ROWS

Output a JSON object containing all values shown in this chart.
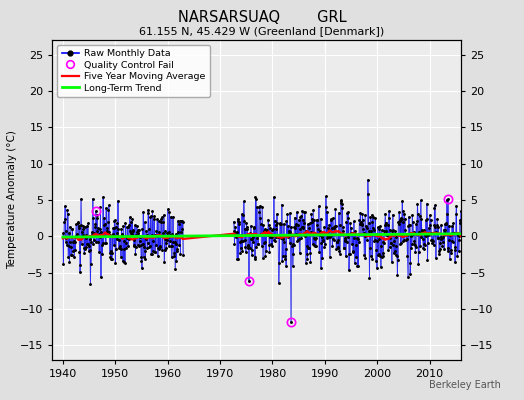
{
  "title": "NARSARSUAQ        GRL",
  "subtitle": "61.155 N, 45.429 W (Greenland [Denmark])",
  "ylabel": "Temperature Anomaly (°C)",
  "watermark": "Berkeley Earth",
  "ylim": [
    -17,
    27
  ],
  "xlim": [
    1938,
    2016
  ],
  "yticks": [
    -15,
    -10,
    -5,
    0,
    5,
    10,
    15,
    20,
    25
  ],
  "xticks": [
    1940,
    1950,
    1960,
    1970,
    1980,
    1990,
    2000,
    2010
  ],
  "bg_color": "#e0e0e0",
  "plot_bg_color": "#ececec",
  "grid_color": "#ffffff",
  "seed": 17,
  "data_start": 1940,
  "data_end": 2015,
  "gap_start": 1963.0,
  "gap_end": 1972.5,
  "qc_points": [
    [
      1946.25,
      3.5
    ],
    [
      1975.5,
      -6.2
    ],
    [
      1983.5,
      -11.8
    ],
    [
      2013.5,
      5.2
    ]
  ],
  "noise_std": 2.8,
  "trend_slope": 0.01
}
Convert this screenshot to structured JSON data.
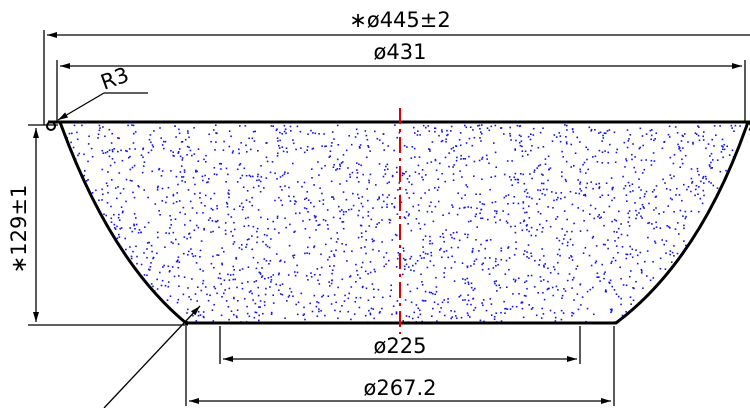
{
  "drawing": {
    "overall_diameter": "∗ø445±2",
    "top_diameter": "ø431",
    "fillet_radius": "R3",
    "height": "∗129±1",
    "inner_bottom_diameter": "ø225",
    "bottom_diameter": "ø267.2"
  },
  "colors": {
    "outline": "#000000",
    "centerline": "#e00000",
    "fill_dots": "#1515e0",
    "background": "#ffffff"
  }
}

TASK DETAILS
Count the lines of the data that contain the string "this", and reply with that number alone.

REPLY TO THE TASK
2